2020年3月4日の日本時間の0時頃、アメリカの中央銀行に当たるFRB(連邦準備制度理事会)から、アメリカの政策金利に当たるフェデラルファンド(FF)レートの誘導目標を、1.50〜1.75%から1.00〜1.25%にマイナス0.5%分引き下げが発表されました。
通常FRBの政策金利の決定はFOMC(連邦公開市場委員会)で行われ、3月17〜18日に定例会合が控えていましたが、今回は臨時の会合が開かれ緊急利下げに至りました。
このFFレートの引き下げの背景・FRBの姿勢、そして米ドルが関連する通貨ペアの値動きはどうなったのでしょうか。
緊急利下げの背景とFRBの姿勢
FRBがFFレートを0.25ポイントを超える幅で利下げを行ったのは、リーマンショックで世界経済が混乱した08年以来の出来事です。

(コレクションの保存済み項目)
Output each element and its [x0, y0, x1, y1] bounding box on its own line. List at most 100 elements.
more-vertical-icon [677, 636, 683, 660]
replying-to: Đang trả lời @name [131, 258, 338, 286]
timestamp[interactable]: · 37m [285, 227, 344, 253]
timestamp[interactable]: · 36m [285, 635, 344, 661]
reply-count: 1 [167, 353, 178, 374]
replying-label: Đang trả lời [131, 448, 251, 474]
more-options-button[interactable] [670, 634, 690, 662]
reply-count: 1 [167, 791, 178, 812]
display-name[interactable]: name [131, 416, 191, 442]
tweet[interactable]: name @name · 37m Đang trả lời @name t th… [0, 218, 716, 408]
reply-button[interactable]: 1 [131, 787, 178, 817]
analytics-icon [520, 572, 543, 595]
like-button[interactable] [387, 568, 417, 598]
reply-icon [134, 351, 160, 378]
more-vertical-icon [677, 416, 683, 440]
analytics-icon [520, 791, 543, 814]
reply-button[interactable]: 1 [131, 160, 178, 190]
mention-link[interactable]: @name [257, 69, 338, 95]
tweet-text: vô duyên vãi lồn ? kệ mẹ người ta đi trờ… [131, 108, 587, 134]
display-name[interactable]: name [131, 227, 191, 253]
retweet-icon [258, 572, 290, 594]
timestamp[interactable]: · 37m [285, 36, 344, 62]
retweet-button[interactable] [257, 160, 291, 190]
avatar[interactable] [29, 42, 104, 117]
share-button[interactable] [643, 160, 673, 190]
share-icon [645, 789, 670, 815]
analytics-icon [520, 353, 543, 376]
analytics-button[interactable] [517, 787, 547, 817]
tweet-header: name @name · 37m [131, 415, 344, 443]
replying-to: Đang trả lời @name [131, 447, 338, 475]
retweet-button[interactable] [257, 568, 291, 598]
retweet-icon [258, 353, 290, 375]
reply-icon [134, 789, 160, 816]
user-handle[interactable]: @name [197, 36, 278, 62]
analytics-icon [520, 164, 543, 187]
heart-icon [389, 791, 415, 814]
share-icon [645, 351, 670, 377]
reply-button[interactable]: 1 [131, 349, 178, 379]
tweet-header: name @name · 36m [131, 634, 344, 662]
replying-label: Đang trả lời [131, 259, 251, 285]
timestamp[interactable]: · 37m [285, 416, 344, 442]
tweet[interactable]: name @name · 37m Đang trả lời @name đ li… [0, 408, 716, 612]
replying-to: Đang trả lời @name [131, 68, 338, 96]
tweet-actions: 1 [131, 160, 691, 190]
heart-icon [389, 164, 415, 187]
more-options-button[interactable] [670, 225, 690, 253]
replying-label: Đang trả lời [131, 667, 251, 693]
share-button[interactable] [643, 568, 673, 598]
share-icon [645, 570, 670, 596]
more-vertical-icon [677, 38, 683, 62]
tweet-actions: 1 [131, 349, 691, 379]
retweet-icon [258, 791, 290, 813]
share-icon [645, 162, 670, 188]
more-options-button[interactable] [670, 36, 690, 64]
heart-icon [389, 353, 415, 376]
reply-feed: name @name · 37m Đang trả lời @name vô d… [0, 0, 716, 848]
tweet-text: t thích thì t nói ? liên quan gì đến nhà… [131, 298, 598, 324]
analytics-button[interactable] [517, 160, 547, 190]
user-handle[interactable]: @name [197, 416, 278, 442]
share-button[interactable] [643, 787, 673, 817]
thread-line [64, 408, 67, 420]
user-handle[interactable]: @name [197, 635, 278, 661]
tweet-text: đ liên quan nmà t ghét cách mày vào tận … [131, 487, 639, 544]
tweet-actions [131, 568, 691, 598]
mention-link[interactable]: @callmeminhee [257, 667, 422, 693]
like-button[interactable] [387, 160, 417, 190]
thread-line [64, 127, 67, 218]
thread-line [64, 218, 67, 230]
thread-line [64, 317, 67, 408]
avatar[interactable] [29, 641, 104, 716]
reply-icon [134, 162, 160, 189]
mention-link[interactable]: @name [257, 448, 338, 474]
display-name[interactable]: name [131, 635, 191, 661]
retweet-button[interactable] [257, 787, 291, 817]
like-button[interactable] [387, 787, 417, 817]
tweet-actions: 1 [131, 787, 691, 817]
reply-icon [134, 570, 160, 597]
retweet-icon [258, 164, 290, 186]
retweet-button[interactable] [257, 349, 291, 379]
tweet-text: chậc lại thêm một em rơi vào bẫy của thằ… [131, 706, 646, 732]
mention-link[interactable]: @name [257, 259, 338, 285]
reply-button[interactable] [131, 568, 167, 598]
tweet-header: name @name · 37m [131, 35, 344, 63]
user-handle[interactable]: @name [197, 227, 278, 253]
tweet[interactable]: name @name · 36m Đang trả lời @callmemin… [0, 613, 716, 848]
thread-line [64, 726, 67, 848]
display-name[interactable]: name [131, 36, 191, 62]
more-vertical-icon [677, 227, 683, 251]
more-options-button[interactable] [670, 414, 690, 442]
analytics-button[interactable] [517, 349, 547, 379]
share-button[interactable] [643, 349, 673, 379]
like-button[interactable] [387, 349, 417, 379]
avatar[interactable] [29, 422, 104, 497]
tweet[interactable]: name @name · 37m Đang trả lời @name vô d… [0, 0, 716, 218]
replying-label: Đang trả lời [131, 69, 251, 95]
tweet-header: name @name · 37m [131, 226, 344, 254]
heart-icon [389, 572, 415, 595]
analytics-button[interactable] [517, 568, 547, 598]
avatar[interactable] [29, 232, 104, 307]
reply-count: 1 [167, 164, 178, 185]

作業内容:
本文のうち、「2020年3月4日の日本時間」から始まり「した08年以来の出来事です。」で終わる部分を一字一句そのまま返してください。 答えには本文だけを用いること。

解答:
2020年3月4日の日本時間の0時頃、アメリカの中央銀行に当たるFRB(連邦準備制度理事会)から、アメリカの政策金利に当たるフェデラルファンド(FF)レートの誘導目標を、1.50〜1.75%から1.00〜1.25%にマイナス0.5%分引き下げが発表されました。
通常FRBの政策金利の決定はFOMC(連邦公開市場委員会)で行われ、3月17〜18日に定例会合が控えていましたが、今回は臨時の会合が開かれ緊急利下げに至りました。
このFFレートの引き下げの背景・FRBの姿勢、そして米ドルが関連する通貨ペアの値動きはどうなったのでしょうか。
緊急利下げの背景とFRBの姿勢
FRBがFFレートを0.25ポイントを超える幅で利下げを行ったのは、リーマンショックで世界経済が混乱した08年以来の出来事です。